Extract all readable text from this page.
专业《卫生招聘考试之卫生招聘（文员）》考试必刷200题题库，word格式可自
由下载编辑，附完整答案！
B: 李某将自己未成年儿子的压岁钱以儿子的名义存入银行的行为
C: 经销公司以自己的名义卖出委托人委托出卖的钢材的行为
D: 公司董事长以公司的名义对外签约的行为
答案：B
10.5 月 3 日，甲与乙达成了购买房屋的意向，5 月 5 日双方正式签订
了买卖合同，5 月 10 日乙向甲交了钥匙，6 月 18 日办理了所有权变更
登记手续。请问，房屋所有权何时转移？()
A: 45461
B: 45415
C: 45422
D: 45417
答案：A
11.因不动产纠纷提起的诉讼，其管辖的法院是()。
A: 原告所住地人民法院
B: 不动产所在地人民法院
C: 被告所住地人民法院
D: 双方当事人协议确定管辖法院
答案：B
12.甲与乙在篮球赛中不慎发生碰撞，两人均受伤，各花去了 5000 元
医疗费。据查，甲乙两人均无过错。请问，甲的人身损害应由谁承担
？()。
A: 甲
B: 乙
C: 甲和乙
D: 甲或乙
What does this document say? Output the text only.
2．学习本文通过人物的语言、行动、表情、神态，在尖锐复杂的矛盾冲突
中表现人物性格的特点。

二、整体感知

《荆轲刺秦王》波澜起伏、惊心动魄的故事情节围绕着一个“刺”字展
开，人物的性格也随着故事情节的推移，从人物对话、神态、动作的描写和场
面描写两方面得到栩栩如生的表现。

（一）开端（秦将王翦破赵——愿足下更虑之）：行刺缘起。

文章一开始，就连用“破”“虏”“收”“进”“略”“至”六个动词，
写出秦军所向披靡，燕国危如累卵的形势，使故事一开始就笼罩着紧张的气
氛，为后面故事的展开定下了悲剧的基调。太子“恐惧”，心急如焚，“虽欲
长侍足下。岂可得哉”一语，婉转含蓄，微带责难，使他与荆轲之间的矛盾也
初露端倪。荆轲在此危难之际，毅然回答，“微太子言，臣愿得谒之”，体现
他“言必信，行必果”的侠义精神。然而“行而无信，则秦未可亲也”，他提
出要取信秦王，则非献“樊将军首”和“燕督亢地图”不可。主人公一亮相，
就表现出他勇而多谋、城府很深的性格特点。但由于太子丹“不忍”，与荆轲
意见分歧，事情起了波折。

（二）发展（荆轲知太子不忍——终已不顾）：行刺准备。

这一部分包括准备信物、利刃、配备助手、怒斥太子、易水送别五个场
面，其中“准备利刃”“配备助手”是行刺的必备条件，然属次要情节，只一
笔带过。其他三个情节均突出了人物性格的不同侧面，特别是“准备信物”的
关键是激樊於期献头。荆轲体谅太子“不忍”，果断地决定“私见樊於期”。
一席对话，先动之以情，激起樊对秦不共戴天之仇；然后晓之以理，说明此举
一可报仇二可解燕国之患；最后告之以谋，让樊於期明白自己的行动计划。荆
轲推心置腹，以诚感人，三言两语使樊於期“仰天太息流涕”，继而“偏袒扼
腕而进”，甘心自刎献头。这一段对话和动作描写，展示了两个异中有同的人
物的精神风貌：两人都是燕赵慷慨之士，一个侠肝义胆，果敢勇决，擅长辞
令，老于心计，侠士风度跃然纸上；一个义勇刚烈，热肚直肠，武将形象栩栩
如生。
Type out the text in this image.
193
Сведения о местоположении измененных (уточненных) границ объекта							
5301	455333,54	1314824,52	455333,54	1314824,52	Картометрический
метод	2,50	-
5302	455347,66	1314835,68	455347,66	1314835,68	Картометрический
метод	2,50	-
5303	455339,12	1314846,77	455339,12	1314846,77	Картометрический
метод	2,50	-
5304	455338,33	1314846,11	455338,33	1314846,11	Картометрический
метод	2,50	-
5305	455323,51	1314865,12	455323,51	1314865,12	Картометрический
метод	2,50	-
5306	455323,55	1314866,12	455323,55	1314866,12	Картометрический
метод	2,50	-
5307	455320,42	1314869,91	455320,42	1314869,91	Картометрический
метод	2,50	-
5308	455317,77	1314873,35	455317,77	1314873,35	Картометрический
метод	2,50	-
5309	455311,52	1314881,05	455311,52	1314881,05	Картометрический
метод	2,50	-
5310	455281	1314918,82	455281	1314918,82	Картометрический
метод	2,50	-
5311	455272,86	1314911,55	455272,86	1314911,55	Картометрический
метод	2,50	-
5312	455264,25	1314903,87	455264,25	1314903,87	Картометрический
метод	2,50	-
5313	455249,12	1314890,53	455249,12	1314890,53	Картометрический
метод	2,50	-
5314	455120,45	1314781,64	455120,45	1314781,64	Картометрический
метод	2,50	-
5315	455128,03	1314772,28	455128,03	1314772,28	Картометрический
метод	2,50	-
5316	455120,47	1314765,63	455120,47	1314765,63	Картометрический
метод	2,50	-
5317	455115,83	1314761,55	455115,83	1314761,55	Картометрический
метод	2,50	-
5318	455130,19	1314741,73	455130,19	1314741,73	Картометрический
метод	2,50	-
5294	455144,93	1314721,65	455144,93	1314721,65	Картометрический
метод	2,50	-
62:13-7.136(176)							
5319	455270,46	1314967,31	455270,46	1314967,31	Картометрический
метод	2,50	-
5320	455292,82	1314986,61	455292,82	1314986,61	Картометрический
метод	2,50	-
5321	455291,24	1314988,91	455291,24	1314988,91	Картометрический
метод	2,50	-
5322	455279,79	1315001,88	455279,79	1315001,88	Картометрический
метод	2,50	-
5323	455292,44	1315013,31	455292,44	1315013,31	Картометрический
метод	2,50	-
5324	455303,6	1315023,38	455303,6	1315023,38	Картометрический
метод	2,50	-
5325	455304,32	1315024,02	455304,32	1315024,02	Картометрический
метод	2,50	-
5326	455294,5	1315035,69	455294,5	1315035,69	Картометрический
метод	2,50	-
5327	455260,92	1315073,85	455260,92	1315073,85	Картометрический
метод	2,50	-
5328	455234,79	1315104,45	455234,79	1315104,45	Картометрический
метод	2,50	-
-- -- --
DIRECTION: The records above should be returned exactly.

FINAL RESULT:
Extract all readable text from this page.
专业《卫生招聘考试之卫生招聘（文员）》考试必刷200题题库，word格式可自
由下载编辑，附完整答案！
B: 李某将自己未成年儿子的压岁钱以儿子的名义存入银行的行为
C: 经销公司以自己的名义卖出委托人委托出卖的钢材的行为
D: 公司董事长以公司的名义对外签约的行为
答案：B
10.5 月 3 日，甲与乙达成了购买房屋的意向，5 月 5 日双方正式签订
了买卖合同，5 月 10 日乙向甲交了钥匙，6 月 18 日办理了所有权变更
登记手续。请问，房屋所有权何时转移？()
A: 45461
B: 45415
C: 45422
D: 45417
答案：A
11.因不动产纠纷提起的诉讼，其管辖的法院是()。
A: 原告所住地人民法院
B: 不动产所在地人民法院
C: 被告所住地人民法院
D: 双方当事人协议确定管辖法院
答案：B
12.甲与乙在篮球赛中不慎发生碰撞，两人均受伤，各花去了 5000 元
医疗费。据查，甲乙两人均无过错。请问，甲的人身损害应由谁承担
？()。
A: 甲
B: 乙
C: 甲和乙
D: 甲或乙
What does this document say? Output the text only.
2．学习本文通过人物的语言、行动、表情、神态，在尖锐复杂的矛盾冲突
中表现人物性格的特点。

二、整体感知

《荆轲刺秦王》波澜起伏、惊心动魄的故事情节围绕着一个“刺”字展
开，人物的性格也随着故事情节的推移，从人物对话、神态、动作的描写和场
面描写两方面得到栩栩如生的表现。

（一）开端（秦将王翦破赵——愿足下更虑之）：行刺缘起。

文章一开始，就连用“破”“虏”“收”“进”“略”“至”六个动词，
写出秦军所向披靡，燕国危如累卵的形势，使故事一开始就笼罩着紧张的气
氛，为后面故事的展开定下了悲剧的基调。太子“恐惧”，心急如焚，“虽欲
长侍足下。岂可得哉”一语，婉转含蓄，微带责难，使他与荆轲之间的矛盾也
初露端倪。荆轲在此危难之际，毅然回答，“微太子言，臣愿得谒之”，体现
他“言必信，行必果”的侠义精神。然而“行而无信，则秦未可亲也”，他提
出要取信秦王，则非献“樊将军首”和“燕督亢地图”不可。主人公一亮相，
就表现出他勇而多谋、城府很深的性格特点。但由于太子丹“不忍”，与荆轲
意见分歧，事情起了波折。

（二）发展（荆轲知太子不忍——终已不顾）：行刺准备。

这一部分包括准备信物、利刃、配备助手、怒斥太子、易水送别五个场
面，其中“准备利刃”“配备助手”是行刺的必备条件，然属次要情节，只一
笔带过。其他三个情节均突出了人物性格的不同侧面，特别是“准备信物”的
关键是激樊於期献头。荆轲体谅太子“不忍”，果断地决定“私见樊於期”。
一席对话，先动之以情，激起樊对秦不共戴天之仇；然后晓之以理，说明此举
一可报仇二可解燕国之患；最后告之以谋，让樊於期明白自己的行动计划。荆
轲推心置腹，以诚感人，三言两语使樊於期“仰天太息流涕”，继而“偏袒扼
腕而进”，甘心自刎献头。这一段对话和动作描写，展示了两个异中有同的人
物的精神风貌：两人都是燕赵慷慨之士，一个侠肝义胆，果敢勇决，擅长辞
令，老于心计，侠士风度跃然纸上；一个义勇刚烈，热肚直肠，武将形象栩栩
如生。
Type out the text in this image.
193
Сведения о местоположении измененных (уточненных) границ объекта							
5301	455333,54	1314824,52	455333,54	1314824,52	Картометрический
метод	2,50	-
5302	455347,66	1314835,68	455347,66	1314835,68	Картометрический
метод	2,50	-
5303	455339,12	1314846,77	455339,12	1314846,77	Картометрический
метод	2,50	-
5304	455338,33	1314846,11	455338,33	1314846,11	Картометрический
метод	2,50	-
5305	455323,51	1314865,12	455323,51	1314865,12	Картометрический
метод	2,50	-
5306	455323,55	1314866,12	455323,55	1314866,12	Картометрический
метод	2,50	-
5307	455320,42	1314869,91	455320,42	1314869,91	Картометрический
метод	2,50	-
5308	455317,77	1314873,35	455317,77	1314873,35	Картометрический
метод	2,50	-
5309	455311,52	1314881,05	455311,52	1314881,05	Картометрический
метод	2,50	-
5310	455281	1314918,82	455281	1314918,82	Картометрический
метод	2,50	-
5311	455272,86	1314911,55	455272,86	1314911,55	Картометрический
метод	2,50	-
5312	455264,25	1314903,87	455264,25	1314903,87	Картометрический
метод	2,50	-
5313	455249,12	1314890,53	455249,12	1314890,53	Картометрический
метод	2,50	-
5314	455120,45	1314781,64	455120,45	1314781,64	Картометрический
метод	2,50	-
5315	455128,03	1314772,28	455128,03	1314772,28	Картометрический
метод	2,50	-
5316	455120,47	1314765,63	455120,47	1314765,63	Картометрический
метод	2,50	-
5317	455115,83	1314761,55	455115,83	1314761,55	Картометрический
метод	2,50	-
5318	455130,19	1314741,73	455130,19	1314741,73	Картометрический
метод	2,50	-
5294	455144,93	1314721,65	455144,93	1314721,65	Картометрический
метод	2,50	-
62:13-7.136(176)							
5319	455270,46	1314967,31	455270,46	1314967,31	Картометрический
метод	2,50	-
5320	455292,82	1314986,61	455292,82	1314986,61	Картометрический
метод	2,50	-
5321	455291,24	1314988,91	455291,24	1314988,91	Картометрический
метод	2,50	-
5322	455279,79	1315001,88	455279,79	1315001,88	Картометрический
метод	2,50	-
5323	455292,44	1315013,31	455292,44	1315013,31	Картометрический
метод	2,50	-
5324	455303,6	1315023,38	455303,6	1315023,38	Картометрический
метод	2,50	-
5325	455304,32	1315024,02	455304,32	1315024,02	Картометрический
метод	2,50	-
5326	455294,5	1315035,69	455294,5	1315035,69	Картометрический
метод	2,50	-
5327	455260,92	1315073,85	455260,92	1315073,85	Картометрический
метод	2,50	-
5328	455234,79	1315104,45	455234,79	1315104,45	Картометрический
метод	2,50	-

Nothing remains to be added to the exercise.